#### [Aim of the task]
Give the entries back exactly, dropping each image.

------------------------------------

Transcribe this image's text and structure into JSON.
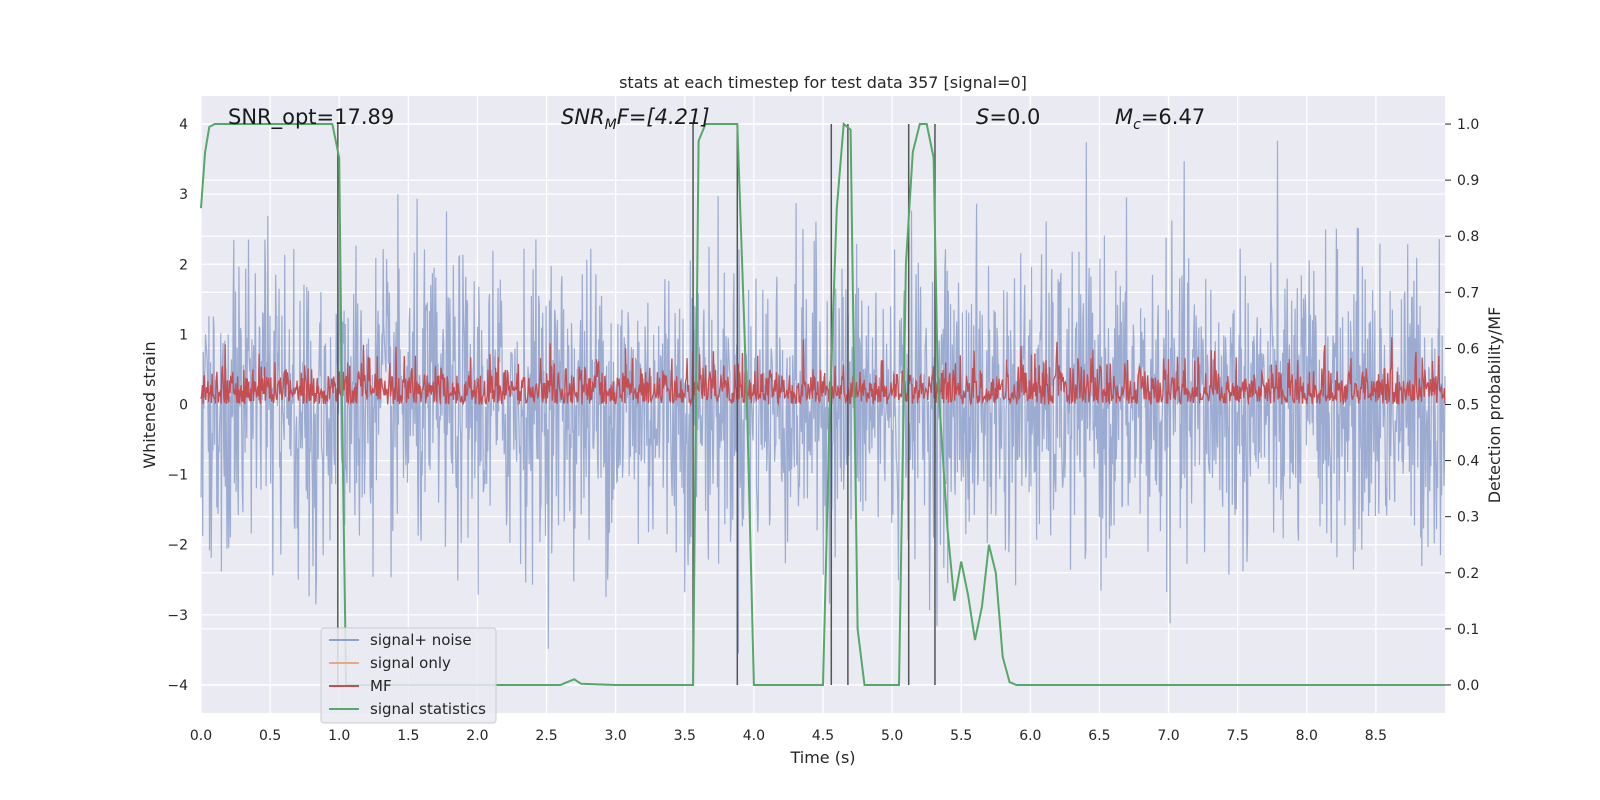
{
  "chart_data": {
    "type": "line",
    "title": "stats at each timestep for test data 357 [signal=0]",
    "xlabel": "Time (s)",
    "ylabel": "Whitened strain",
    "ylabel_right": "Detection probability/MF",
    "xlim": [
      0,
      9
    ],
    "ylim": [
      -4.4,
      4.4
    ],
    "ylim_right": [
      -0.05,
      1.05
    ],
    "x_ticks": [
      0.0,
      0.5,
      1.0,
      1.5,
      2.0,
      2.5,
      3.0,
      3.5,
      4.0,
      4.5,
      5.0,
      5.5,
      6.0,
      6.5,
      7.0,
      7.5,
      8.0,
      8.5
    ],
    "x_tick_labels": [
      "0.0",
      "0.5",
      "1.0",
      "1.5",
      "2.0",
      "2.5",
      "3.0",
      "3.5",
      "4.0",
      "4.5",
      "5.0",
      "5.5",
      "6.0",
      "6.5",
      "7.0",
      "7.5",
      "8.0",
      "8.5"
    ],
    "y_ticks": [
      -4,
      -3,
      -2,
      -1,
      0,
      1,
      2,
      3,
      4
    ],
    "y_tick_labels": [
      "−4",
      "−3",
      "−2",
      "−1",
      "0",
      "1",
      "2",
      "3",
      "4"
    ],
    "y_ticks_right": [
      0.0,
      0.1,
      0.2,
      0.3,
      0.4,
      0.5,
      0.6,
      0.7,
      0.8,
      0.9,
      1.0
    ],
    "y_tick_labels_right": [
      "0.0",
      "0.1",
      "0.2",
      "0.3",
      "0.4",
      "0.5",
      "0.6",
      "0.7",
      "0.8",
      "0.9",
      "1.0"
    ],
    "grid": true,
    "legend_position": "lower-left",
    "annotations": {
      "snr_opt": "SNR_opt=17.89",
      "snr_mf_label": "SNR",
      "snr_mf_sub": "M",
      "snr_mf_rest": "F=[4.21]",
      "s_label": "S",
      "s_rest": "=0.0",
      "mc_label": "M",
      "mc_sub": "c",
      "mc_rest": "=6.47"
    },
    "series": [
      {
        "name": "signal+ noise",
        "color": "#8da0cb",
        "axis": "left",
        "description_values": "whitened noise strain, approx. range -4 to 4"
      },
      {
        "name": "signal only",
        "color": "#e8a98a",
        "axis": "left",
        "values": []
      },
      {
        "name": "MF",
        "color": "#c44e52",
        "axis": "right",
        "range": [
          0.5,
          0.62
        ]
      },
      {
        "name": "signal statistics",
        "color": "#55a868",
        "axis": "right",
        "x": [
          0.0,
          0.03,
          0.06,
          0.1,
          0.2,
          0.5,
          0.8,
          0.95,
          1.0,
          1.02,
          1.05,
          1.2,
          1.5,
          2.0,
          2.5,
          2.6,
          2.65,
          2.7,
          2.75,
          3.0,
          3.5,
          3.56,
          3.6,
          3.65,
          3.7,
          3.8,
          3.88,
          3.95,
          4.0,
          4.2,
          4.5,
          4.55,
          4.6,
          4.65,
          4.7,
          4.75,
          4.8,
          4.85,
          5.0,
          5.05,
          5.1,
          5.15,
          5.2,
          5.25,
          5.3,
          5.33,
          5.4,
          5.45,
          5.5,
          5.55,
          5.6,
          5.65,
          5.7,
          5.75,
          5.8,
          5.85,
          5.9,
          6.0,
          6.5,
          7.0,
          8.0,
          9.0
        ],
        "values": [
          0.85,
          0.95,
          0.995,
          1.0,
          1.0,
          1.0,
          1.0,
          1.0,
          0.94,
          0.5,
          0.0,
          0.0,
          0.0,
          0.0,
          0.0,
          0.0,
          0.005,
          0.01,
          0.002,
          0.0,
          0.0,
          0.0,
          0.97,
          1.0,
          1.0,
          1.0,
          1.0,
          0.5,
          0.0,
          0.0,
          0.0,
          0.5,
          0.85,
          1.0,
          0.99,
          0.1,
          0.0,
          0.0,
          0.0,
          0.0,
          0.75,
          0.95,
          1.0,
          1.0,
          0.94,
          0.55,
          0.28,
          0.15,
          0.22,
          0.16,
          0.08,
          0.14,
          0.25,
          0.2,
          0.05,
          0.005,
          0.0,
          0.0,
          0.0,
          0.0,
          0.0,
          0.0
        ]
      }
    ],
    "vertical_lines_x": [
      0.99,
      3.56,
      3.88,
      4.56,
      4.68,
      5.12,
      5.31
    ],
    "legend": [
      "signal+ noise",
      "signal only",
      "MF",
      "signal statistics"
    ]
  }
}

------------------------------------

#### [Result for this task]
Transcribe this image's text and structure into JSON.
{
  "chart_data": {
    "type": "line",
    "title": "stats at each timestep for test data 357 [signal=0]",
    "xlabel": "Time (s)",
    "ylabel": "Whitened strain",
    "ylabel_right": "Detection probability/MF",
    "xlim": [
      0,
      9
    ],
    "ylim": [
      -4.4,
      4.4
    ],
    "ylim_right": [
      -0.05,
      1.05
    ],
    "x_ticks": [
      0.0,
      0.5,
      1.0,
      1.5,
      2.0,
      2.5,
      3.0,
      3.5,
      4.0,
      4.5,
      5.0,
      5.5,
      6.0,
      6.5,
      7.0,
      7.5,
      8.0,
      8.5
    ],
    "x_tick_labels": [
      "0.0",
      "0.5",
      "1.0",
      "1.5",
      "2.0",
      "2.5",
      "3.0",
      "3.5",
      "4.0",
      "4.5",
      "5.0",
      "5.5",
      "6.0",
      "6.5",
      "7.0",
      "7.5",
      "8.0",
      "8.5"
    ],
    "y_ticks": [
      -4,
      -3,
      -2,
      -1,
      0,
      1,
      2,
      3,
      4
    ],
    "y_tick_labels": [
      "−4",
      "−3",
      "−2",
      "−1",
      "0",
      "1",
      "2",
      "3",
      "4"
    ],
    "y_ticks_right": [
      0.0,
      0.1,
      0.2,
      0.3,
      0.4,
      0.5,
      0.6,
      0.7,
      0.8,
      0.9,
      1.0
    ],
    "y_tick_labels_right": [
      "0.0",
      "0.1",
      "0.2",
      "0.3",
      "0.4",
      "0.5",
      "0.6",
      "0.7",
      "0.8",
      "0.9",
      "1.0"
    ],
    "grid": true,
    "legend_position": "lower-left",
    "annotations": {
      "snr_opt": "SNR_opt=17.89",
      "snr_mf_label": "SNR",
      "snr_mf_sub": "M",
      "snr_mf_rest": "F=[4.21]",
      "s_label": "S",
      "s_rest": "=0.0",
      "mc_label": "M",
      "mc_sub": "c",
      "mc_rest": "=6.47"
    },
    "series": [
      {
        "name": "signal+ noise",
        "color": "#8da0cb",
        "axis": "left",
        "description_values": "whitened noise strain, approx. range -4 to 4"
      },
      {
        "name": "signal only",
        "color": "#e8a98a",
        "axis": "left",
        "values": []
      },
      {
        "name": "MF",
        "color": "#c44e52",
        "axis": "right",
        "range": [
          0.5,
          0.62
        ]
      },
      {
        "name": "signal statistics",
        "color": "#55a868",
        "axis": "right",
        "x": [
          0.0,
          0.03,
          0.06,
          0.1,
          0.2,
          0.5,
          0.8,
          0.95,
          1.0,
          1.02,
          1.05,
          1.2,
          1.5,
          2.0,
          2.5,
          2.6,
          2.65,
          2.7,
          2.75,
          3.0,
          3.5,
          3.56,
          3.6,
          3.65,
          3.7,
          3.8,
          3.88,
          3.95,
          4.0,
          4.2,
          4.5,
          4.55,
          4.6,
          4.65,
          4.7,
          4.75,
          4.8,
          4.85,
          5.0,
          5.05,
          5.1,
          5.15,
          5.2,
          5.25,
          5.3,
          5.33,
          5.4,
          5.45,
          5.5,
          5.55,
          5.6,
          5.65,
          5.7,
          5.75,
          5.8,
          5.85,
          5.9,
          6.0,
          6.5,
          7.0,
          8.0,
          9.0
        ],
        "values": [
          0.85,
          0.95,
          0.995,
          1.0,
          1.0,
          1.0,
          1.0,
          1.0,
          0.94,
          0.5,
          0.0,
          0.0,
          0.0,
          0.0,
          0.0,
          0.0,
          0.005,
          0.01,
          0.002,
          0.0,
          0.0,
          0.0,
          0.97,
          1.0,
          1.0,
          1.0,
          1.0,
          0.5,
          0.0,
          0.0,
          0.0,
          0.5,
          0.85,
          1.0,
          0.99,
          0.1,
          0.0,
          0.0,
          0.0,
          0.0,
          0.75,
          0.95,
          1.0,
          1.0,
          0.94,
          0.55,
          0.28,
          0.15,
          0.22,
          0.16,
          0.08,
          0.14,
          0.25,
          0.2,
          0.05,
          0.005,
          0.0,
          0.0,
          0.0,
          0.0,
          0.0,
          0.0
        ]
      }
    ],
    "vertical_lines_x": [
      0.99,
      3.56,
      3.88,
      4.56,
      4.68,
      5.12,
      5.31
    ],
    "legend": [
      "signal+ noise",
      "signal only",
      "MF",
      "signal statistics"
    ]
  }
}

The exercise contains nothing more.